Work to be completed: Reproduce every record exactly as it appears, but not the pictures.

Data excerpts:
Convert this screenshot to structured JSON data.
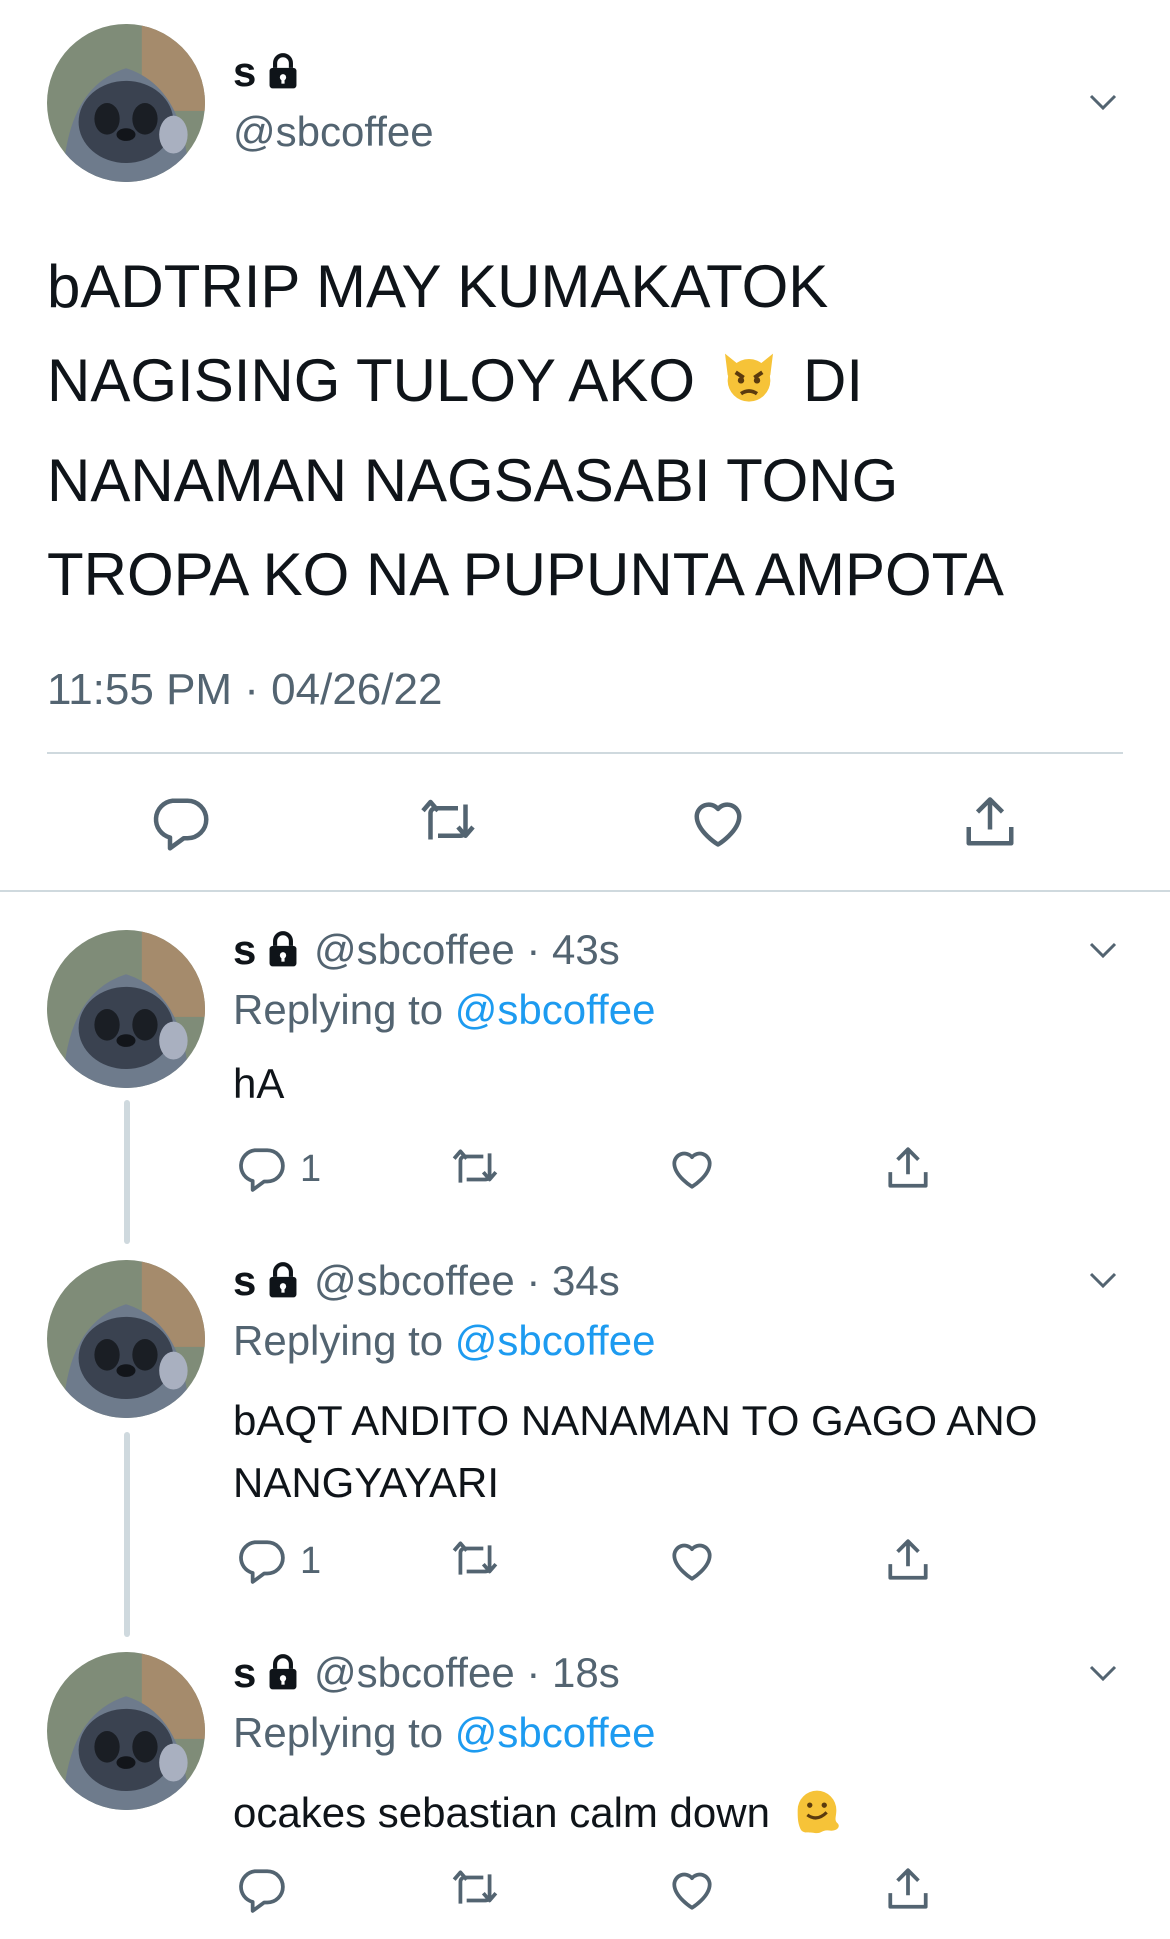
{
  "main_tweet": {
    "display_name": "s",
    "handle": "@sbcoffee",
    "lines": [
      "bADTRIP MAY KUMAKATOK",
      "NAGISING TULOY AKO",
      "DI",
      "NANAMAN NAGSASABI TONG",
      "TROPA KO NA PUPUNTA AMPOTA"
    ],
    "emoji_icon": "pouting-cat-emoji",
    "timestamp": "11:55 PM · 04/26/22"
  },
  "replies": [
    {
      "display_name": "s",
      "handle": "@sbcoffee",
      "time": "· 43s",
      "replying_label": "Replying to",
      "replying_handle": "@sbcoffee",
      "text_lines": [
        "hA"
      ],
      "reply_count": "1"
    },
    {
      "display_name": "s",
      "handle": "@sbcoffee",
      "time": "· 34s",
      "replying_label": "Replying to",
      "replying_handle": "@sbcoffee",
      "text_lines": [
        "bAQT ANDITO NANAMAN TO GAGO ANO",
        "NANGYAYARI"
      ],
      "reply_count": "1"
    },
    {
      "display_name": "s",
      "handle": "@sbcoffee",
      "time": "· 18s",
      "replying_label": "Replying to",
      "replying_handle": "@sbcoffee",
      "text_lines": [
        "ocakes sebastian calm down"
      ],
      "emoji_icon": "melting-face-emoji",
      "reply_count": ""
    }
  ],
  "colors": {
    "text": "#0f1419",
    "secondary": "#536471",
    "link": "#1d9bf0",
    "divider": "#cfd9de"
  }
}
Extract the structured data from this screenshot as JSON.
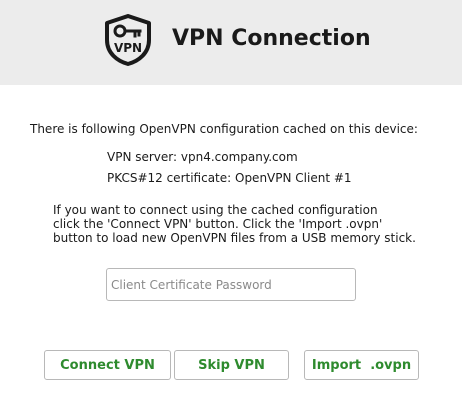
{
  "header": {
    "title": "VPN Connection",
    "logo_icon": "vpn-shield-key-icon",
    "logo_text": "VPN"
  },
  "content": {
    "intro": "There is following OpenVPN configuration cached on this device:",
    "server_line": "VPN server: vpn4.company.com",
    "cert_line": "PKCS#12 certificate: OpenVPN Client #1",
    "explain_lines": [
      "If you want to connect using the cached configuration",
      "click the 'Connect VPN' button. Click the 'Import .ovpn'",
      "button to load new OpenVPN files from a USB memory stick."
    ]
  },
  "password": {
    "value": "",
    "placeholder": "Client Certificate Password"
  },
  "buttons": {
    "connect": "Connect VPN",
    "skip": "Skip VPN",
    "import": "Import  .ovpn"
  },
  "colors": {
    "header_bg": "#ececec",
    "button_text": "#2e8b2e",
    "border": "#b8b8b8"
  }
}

Full solution:
Convert this screenshot to structured JSON data.
{
  "main_tweet": {
    "display_name": "s",
    "handle": "@sbcoffee",
    "lines": [
      "bADTRIP MAY KUMAKATOK",
      "NAGISING TULOY AKO",
      "DI",
      "NANAMAN NAGSASABI TONG",
      "TROPA KO NA PUPUNTA AMPOTA"
    ],
    "emoji_icon": "pouting-cat-emoji",
    "timestamp": "11:55 PM · 04/26/22"
  },
  "replies": [
    {
      "display_name": "s",
      "handle": "@sbcoffee",
      "time": "· 43s",
      "replying_label": "Replying to",
      "replying_handle": "@sbcoffee",
      "text_lines": [
        "hA"
      ],
      "reply_count": "1"
    },
    {
      "display_name": "s",
      "handle": "@sbcoffee",
      "time": "· 34s",
      "replying_label": "Replying to",
      "replying_handle": "@sbcoffee",
      "text_lines": [
        "bAQT ANDITO NANAMAN TO GAGO ANO",
        "NANGYAYARI"
      ],
      "reply_count": "1"
    },
    {
      "display_name": "s",
      "handle": "@sbcoffee",
      "time": "· 18s",
      "replying_label": "Replying to",
      "replying_handle": "@sbcoffee",
      "text_lines": [
        "ocakes sebastian calm down"
      ],
      "emoji_icon": "melting-face-emoji",
      "reply_count": ""
    }
  ],
  "colors": {
    "text": "#0f1419",
    "secondary": "#536471",
    "link": "#1d9bf0",
    "divider": "#cfd9de"
  }
}
Extract the structured data from this screenshot as JSON.
{
  "header": {
    "title": "VPN Connection",
    "logo_icon": "vpn-shield-key-icon",
    "logo_text": "VPN"
  },
  "content": {
    "intro": "There is following OpenVPN configuration cached on this device:",
    "server_line": "VPN server: vpn4.company.com",
    "cert_line": "PKCS#12 certificate: OpenVPN Client #1",
    "explain_lines": [
      "If you want to connect using the cached configuration",
      "click the 'Connect VPN' button. Click the 'Import .ovpn'",
      "button to load new OpenVPN files from a USB memory stick."
    ]
  },
  "password": {
    "value": "",
    "placeholder": "Client Certificate Password"
  },
  "buttons": {
    "connect": "Connect VPN",
    "skip": "Skip VPN",
    "import": "Import  .ovpn"
  },
  "colors": {
    "header_bg": "#ececec",
    "button_text": "#2e8b2e",
    "border": "#b8b8b8"
  }
}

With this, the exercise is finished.